■ Supplied data
▼
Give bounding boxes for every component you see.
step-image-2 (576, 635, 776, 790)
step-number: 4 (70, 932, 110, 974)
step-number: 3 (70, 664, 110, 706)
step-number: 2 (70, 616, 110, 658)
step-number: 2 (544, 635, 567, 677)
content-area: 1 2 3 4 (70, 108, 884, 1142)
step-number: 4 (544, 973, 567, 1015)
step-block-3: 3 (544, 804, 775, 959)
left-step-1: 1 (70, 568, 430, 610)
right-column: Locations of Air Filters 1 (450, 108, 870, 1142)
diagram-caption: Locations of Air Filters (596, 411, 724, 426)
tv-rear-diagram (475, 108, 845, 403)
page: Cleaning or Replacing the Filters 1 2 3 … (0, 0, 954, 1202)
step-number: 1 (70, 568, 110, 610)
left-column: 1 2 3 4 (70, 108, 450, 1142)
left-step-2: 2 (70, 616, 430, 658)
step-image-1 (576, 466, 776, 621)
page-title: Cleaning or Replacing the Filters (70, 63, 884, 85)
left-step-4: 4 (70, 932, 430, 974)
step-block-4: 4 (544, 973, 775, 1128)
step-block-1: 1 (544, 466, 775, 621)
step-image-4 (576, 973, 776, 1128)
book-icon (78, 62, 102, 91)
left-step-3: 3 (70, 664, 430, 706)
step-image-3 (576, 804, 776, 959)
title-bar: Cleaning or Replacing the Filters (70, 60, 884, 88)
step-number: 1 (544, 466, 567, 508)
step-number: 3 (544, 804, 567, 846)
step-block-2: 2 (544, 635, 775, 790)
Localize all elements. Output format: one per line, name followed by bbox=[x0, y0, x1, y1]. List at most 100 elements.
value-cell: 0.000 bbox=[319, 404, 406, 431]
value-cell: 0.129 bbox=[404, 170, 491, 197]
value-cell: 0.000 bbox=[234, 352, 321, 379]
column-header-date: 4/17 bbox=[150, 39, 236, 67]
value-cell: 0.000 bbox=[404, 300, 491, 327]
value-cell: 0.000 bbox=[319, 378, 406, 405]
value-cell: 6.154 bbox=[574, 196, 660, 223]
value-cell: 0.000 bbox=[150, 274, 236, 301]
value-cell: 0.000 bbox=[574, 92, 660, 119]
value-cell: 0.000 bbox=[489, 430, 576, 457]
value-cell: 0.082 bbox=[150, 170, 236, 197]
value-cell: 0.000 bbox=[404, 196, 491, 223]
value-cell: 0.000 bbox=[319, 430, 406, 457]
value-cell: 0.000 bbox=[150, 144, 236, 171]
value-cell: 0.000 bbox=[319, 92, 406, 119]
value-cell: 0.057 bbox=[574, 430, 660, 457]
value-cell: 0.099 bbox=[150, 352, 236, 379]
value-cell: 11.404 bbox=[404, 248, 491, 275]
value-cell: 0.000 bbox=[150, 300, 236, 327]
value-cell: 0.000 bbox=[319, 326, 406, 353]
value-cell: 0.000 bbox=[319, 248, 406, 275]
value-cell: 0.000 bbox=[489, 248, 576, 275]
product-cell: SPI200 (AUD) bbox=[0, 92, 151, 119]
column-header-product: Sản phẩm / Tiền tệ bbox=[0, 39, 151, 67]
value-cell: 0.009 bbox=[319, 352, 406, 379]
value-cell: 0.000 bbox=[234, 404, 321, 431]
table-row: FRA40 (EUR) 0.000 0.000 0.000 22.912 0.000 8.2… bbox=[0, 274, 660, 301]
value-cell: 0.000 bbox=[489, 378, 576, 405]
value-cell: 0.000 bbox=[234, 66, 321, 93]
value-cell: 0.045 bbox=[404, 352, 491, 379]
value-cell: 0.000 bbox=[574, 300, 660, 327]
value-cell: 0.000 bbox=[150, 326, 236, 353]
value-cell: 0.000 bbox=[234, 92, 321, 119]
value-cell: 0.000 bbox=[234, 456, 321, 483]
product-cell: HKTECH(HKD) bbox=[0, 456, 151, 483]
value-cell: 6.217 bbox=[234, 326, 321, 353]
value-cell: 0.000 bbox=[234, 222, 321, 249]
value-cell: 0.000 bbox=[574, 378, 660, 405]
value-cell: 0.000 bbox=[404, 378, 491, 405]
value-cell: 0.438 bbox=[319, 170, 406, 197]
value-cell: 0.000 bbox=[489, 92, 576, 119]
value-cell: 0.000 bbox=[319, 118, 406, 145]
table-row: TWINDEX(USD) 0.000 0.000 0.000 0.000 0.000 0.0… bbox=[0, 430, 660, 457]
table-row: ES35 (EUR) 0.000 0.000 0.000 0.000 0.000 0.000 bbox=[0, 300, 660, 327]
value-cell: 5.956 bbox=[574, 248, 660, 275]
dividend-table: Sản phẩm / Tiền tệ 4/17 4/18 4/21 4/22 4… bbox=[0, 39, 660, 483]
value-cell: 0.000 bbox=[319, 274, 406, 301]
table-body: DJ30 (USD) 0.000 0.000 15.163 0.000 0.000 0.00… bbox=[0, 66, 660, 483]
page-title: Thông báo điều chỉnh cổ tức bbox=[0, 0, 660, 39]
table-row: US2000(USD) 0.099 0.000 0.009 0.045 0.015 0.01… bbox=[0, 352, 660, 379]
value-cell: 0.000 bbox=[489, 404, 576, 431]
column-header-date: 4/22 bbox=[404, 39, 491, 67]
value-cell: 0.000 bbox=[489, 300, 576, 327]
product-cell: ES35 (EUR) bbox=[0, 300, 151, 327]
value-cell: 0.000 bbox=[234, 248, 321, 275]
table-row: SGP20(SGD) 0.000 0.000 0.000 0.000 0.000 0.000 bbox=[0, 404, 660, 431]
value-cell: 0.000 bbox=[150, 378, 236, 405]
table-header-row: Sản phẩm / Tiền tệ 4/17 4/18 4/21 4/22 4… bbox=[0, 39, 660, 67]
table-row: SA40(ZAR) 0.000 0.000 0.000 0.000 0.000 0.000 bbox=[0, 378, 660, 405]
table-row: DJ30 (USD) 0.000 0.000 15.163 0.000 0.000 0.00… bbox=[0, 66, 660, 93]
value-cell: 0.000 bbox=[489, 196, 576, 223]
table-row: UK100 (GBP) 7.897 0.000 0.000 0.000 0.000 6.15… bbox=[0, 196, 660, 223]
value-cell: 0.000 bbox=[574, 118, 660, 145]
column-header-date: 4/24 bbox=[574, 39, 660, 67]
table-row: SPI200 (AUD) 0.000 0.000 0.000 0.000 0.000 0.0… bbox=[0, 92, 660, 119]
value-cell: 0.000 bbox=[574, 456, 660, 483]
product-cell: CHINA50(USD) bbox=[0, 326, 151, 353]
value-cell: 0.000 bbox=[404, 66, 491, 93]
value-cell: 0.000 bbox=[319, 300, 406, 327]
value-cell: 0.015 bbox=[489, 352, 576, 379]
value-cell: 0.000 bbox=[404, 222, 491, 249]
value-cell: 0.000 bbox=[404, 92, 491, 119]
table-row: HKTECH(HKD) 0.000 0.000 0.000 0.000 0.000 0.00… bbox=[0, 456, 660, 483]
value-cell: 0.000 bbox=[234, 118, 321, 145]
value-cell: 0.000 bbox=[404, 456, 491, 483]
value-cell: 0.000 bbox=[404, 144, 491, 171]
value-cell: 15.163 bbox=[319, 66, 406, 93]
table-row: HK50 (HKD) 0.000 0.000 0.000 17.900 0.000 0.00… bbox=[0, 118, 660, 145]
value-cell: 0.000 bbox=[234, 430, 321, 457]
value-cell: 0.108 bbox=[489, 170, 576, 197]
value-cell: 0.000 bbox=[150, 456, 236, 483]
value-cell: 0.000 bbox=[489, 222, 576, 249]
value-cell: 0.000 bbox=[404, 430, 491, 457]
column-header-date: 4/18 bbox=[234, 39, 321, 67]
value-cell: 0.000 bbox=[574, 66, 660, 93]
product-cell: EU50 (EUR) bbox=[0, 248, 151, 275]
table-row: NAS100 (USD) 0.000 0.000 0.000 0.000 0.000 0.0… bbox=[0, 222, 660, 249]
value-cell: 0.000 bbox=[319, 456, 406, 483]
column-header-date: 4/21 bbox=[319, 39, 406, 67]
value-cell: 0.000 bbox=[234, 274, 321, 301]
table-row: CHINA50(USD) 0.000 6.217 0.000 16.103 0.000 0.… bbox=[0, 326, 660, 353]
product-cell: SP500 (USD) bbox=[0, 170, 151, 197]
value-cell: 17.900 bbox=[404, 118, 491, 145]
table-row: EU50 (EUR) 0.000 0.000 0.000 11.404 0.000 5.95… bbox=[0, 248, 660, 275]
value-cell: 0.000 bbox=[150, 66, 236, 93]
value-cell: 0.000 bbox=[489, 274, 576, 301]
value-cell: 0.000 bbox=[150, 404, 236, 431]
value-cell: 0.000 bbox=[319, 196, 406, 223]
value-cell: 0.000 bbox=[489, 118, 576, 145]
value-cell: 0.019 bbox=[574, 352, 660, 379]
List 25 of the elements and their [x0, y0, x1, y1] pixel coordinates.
▲
▼
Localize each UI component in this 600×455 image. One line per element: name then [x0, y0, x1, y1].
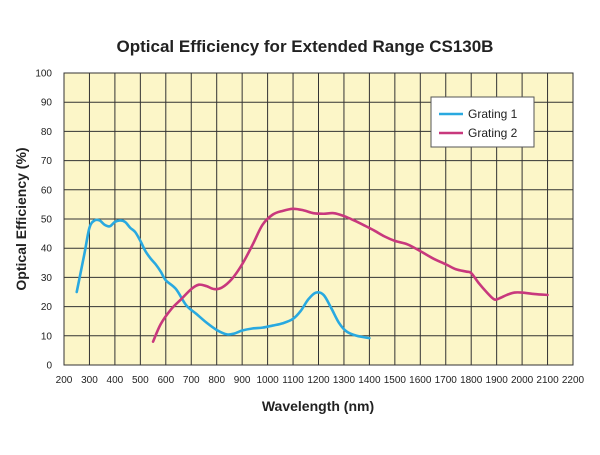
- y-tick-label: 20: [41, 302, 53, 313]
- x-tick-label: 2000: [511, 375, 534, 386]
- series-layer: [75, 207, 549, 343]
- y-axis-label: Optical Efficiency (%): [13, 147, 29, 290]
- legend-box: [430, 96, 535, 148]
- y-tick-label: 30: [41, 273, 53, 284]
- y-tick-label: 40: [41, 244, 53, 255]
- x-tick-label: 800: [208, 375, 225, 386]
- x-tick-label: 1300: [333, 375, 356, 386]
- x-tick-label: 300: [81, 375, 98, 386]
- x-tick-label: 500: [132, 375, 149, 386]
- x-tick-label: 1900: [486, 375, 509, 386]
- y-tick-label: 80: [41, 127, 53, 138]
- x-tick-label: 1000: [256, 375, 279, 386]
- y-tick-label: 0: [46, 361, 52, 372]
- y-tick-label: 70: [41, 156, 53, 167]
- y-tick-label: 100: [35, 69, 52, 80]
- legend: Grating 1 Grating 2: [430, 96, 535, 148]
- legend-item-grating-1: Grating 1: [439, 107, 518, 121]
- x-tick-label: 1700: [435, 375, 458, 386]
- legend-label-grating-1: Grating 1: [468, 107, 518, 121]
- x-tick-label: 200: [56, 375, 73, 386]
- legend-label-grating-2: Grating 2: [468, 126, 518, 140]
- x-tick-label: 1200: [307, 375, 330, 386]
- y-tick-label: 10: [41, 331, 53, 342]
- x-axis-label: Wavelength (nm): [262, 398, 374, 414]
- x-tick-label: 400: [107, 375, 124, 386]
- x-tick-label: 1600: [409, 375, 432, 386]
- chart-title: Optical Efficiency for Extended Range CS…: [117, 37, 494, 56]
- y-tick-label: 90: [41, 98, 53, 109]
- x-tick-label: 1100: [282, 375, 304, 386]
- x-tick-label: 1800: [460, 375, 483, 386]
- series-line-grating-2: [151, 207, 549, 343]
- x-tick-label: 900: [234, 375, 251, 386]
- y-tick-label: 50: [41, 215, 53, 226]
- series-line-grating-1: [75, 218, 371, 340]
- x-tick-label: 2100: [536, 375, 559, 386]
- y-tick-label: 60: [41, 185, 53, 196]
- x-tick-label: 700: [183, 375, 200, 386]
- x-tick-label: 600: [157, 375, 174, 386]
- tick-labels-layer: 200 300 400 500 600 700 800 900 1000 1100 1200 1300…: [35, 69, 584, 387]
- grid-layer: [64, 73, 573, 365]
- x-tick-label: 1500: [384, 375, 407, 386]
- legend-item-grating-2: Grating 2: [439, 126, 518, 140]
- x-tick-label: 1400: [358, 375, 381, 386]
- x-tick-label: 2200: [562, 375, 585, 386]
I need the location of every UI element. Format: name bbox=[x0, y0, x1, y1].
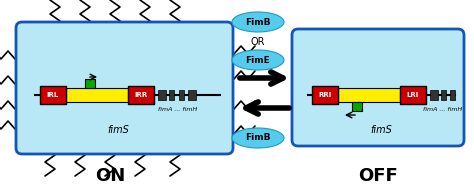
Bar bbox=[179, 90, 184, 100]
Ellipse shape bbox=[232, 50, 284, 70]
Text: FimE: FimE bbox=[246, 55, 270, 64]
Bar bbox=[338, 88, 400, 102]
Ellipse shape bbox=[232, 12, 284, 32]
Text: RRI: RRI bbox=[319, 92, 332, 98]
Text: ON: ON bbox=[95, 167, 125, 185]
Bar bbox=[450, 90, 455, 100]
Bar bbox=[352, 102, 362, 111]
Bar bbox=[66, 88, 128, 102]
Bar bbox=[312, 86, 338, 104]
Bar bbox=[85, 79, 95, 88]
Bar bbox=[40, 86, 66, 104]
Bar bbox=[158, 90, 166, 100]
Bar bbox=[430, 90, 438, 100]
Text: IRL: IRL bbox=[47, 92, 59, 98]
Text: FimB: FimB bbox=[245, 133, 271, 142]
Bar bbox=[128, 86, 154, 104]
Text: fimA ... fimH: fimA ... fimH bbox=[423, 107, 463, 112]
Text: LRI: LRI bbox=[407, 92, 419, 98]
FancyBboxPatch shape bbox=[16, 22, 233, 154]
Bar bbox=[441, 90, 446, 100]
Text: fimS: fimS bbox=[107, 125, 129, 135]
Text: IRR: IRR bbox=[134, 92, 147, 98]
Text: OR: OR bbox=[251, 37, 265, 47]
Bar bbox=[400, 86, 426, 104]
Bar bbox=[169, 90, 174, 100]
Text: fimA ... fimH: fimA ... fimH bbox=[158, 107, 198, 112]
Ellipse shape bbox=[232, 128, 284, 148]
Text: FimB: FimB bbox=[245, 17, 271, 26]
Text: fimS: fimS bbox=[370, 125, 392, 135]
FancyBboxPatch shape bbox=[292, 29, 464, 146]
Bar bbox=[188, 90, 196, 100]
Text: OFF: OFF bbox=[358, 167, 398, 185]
▲
▼
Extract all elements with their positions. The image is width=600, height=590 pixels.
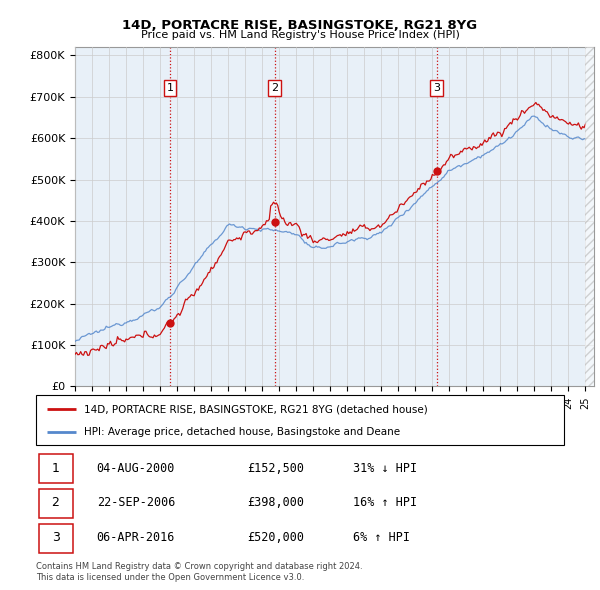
▲
■ Exercise objective
Output the part of the material above that opens with the line containing "I need the location" and closes with the line containing "Bar bbox=[450, 90, 455, 100]" as a numbered list, both of those lines included and blank lines omitted. Leave the pictures out of your answer.

■ Output below
1. I need the location of every UI element. Format: name bbox=[x0, y0, x1, y1].
2. Bar bbox=[179, 90, 184, 100]
3. Ellipse shape bbox=[232, 50, 284, 70]
4. Text: FimE: FimE bbox=[246, 55, 270, 64]
5. Bar bbox=[338, 88, 400, 102]
6. Ellipse shape bbox=[232, 12, 284, 32]
7. Text: RRI: RRI bbox=[319, 92, 332, 98]
8. Text: ON: ON bbox=[95, 167, 125, 185]
9. Bar bbox=[450, 90, 455, 100]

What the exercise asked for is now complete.